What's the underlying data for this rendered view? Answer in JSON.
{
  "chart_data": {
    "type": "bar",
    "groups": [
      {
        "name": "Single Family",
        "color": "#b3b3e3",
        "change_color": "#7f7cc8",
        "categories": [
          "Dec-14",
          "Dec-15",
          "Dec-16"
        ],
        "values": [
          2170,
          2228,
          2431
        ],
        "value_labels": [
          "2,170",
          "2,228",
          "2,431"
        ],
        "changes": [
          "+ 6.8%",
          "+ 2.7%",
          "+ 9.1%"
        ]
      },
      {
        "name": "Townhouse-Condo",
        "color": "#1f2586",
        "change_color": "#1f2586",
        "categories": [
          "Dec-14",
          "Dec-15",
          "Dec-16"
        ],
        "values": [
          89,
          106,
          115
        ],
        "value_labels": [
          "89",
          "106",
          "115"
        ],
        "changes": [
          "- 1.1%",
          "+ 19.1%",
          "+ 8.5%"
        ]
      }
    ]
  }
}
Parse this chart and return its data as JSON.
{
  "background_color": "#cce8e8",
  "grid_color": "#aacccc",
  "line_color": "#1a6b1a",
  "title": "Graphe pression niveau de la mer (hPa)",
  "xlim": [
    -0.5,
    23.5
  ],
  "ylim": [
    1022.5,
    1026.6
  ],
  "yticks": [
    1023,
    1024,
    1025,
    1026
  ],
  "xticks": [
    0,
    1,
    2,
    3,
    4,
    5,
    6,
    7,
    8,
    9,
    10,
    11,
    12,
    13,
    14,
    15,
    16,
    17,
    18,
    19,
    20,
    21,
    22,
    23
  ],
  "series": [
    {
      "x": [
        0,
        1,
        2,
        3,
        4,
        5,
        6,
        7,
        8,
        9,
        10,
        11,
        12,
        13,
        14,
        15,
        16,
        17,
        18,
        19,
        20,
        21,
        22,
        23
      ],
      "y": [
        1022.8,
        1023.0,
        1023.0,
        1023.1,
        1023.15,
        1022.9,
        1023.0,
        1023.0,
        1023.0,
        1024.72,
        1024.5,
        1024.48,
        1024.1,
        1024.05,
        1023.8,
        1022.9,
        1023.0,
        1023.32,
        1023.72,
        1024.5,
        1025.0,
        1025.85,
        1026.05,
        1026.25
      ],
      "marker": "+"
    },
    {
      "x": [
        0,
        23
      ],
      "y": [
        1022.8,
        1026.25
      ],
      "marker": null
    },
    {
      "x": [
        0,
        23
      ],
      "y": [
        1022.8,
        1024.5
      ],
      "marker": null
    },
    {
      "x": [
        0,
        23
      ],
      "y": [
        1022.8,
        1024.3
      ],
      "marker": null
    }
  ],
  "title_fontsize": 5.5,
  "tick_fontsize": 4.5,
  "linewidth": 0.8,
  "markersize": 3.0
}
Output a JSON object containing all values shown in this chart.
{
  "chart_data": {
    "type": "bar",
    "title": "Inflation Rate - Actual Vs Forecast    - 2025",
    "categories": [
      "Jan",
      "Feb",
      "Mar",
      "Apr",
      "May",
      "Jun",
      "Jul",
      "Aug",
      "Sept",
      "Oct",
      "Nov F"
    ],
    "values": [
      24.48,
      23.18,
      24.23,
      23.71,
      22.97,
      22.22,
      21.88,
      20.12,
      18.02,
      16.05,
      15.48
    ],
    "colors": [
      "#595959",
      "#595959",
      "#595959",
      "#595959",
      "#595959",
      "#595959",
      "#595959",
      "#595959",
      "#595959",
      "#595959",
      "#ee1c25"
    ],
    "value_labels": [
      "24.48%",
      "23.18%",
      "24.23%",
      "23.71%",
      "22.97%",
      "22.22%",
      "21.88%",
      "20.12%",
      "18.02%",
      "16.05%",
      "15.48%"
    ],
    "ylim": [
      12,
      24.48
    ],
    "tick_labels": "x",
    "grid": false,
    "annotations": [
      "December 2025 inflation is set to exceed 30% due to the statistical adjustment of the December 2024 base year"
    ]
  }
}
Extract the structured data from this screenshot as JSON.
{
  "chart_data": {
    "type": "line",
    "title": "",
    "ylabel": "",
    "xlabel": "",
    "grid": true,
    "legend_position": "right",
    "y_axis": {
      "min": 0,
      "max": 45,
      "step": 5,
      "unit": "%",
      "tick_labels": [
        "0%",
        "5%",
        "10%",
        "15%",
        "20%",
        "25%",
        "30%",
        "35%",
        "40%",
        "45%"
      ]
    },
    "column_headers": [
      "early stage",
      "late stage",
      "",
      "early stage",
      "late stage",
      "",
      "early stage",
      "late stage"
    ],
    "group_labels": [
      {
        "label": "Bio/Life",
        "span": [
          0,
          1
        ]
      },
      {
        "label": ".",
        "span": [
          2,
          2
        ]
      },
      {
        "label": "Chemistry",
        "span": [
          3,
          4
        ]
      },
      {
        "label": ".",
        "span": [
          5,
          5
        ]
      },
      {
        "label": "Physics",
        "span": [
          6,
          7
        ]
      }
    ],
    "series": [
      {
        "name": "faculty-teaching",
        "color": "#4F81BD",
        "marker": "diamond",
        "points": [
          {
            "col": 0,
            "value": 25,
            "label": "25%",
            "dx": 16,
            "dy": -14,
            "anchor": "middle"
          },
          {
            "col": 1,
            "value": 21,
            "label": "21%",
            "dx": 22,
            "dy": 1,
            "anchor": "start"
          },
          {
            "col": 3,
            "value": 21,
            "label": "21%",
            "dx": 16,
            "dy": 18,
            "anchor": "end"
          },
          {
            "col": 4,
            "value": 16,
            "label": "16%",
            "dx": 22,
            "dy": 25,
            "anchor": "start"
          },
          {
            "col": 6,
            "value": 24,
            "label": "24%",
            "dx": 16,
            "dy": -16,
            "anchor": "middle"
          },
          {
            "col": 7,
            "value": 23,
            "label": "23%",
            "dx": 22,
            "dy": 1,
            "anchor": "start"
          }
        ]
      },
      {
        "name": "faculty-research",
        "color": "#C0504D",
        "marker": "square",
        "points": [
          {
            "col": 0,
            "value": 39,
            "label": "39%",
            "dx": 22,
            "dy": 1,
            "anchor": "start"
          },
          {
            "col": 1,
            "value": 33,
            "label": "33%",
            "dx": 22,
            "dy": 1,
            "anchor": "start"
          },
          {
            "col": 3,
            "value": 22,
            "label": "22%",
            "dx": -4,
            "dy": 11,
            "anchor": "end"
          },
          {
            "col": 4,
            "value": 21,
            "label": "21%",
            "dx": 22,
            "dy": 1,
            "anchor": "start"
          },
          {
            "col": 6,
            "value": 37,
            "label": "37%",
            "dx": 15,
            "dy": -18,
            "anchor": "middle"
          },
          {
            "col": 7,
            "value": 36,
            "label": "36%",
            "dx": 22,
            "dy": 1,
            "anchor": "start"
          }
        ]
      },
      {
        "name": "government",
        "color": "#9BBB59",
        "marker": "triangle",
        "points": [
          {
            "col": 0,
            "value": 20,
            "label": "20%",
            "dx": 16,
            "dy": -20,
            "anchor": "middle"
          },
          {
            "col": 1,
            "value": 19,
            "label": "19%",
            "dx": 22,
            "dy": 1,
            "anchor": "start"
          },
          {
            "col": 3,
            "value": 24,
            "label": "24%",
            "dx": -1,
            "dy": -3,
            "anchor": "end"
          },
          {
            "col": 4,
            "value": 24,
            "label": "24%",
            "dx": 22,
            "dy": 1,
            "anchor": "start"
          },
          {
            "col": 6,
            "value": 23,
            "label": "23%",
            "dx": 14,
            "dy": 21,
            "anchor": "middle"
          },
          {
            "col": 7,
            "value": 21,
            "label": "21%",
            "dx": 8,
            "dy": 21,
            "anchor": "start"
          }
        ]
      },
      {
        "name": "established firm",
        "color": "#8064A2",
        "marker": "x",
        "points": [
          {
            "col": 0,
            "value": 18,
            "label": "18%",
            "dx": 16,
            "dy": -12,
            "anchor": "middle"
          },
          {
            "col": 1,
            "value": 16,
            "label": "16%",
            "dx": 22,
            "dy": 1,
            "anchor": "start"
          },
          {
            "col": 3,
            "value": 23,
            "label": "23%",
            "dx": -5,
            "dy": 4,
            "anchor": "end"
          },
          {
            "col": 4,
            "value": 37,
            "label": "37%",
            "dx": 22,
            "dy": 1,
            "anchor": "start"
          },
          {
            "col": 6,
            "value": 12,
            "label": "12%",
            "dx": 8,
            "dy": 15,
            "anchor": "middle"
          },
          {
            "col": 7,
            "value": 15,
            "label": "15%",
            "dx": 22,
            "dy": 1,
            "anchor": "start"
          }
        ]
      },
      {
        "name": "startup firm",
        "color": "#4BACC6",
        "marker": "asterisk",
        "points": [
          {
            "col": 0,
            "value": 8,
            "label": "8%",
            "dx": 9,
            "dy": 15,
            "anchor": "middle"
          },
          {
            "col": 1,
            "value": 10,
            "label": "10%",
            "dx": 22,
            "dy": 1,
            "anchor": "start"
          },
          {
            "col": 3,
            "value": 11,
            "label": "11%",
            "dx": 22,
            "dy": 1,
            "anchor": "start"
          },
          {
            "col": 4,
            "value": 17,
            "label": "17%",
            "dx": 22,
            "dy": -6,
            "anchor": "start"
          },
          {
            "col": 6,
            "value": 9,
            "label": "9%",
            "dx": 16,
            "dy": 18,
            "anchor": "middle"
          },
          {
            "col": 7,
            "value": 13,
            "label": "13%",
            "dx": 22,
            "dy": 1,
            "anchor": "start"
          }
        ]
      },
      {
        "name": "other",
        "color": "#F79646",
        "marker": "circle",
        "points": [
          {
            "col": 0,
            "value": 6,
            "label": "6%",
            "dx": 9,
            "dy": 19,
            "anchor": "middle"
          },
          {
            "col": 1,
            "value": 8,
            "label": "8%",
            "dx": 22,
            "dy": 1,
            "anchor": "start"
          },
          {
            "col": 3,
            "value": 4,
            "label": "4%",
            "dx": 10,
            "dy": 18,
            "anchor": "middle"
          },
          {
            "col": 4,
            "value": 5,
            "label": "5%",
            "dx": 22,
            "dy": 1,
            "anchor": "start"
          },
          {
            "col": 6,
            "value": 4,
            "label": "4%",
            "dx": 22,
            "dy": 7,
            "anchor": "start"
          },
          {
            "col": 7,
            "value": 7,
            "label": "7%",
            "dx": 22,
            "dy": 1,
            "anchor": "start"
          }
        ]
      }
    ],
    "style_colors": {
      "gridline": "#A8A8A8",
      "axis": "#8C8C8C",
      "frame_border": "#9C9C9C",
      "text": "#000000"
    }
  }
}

### Task goal:
Using the records given above, list every line that includes the word "firm".

### Worked solution:
        "name": "established firm",
        "name": "startup firm",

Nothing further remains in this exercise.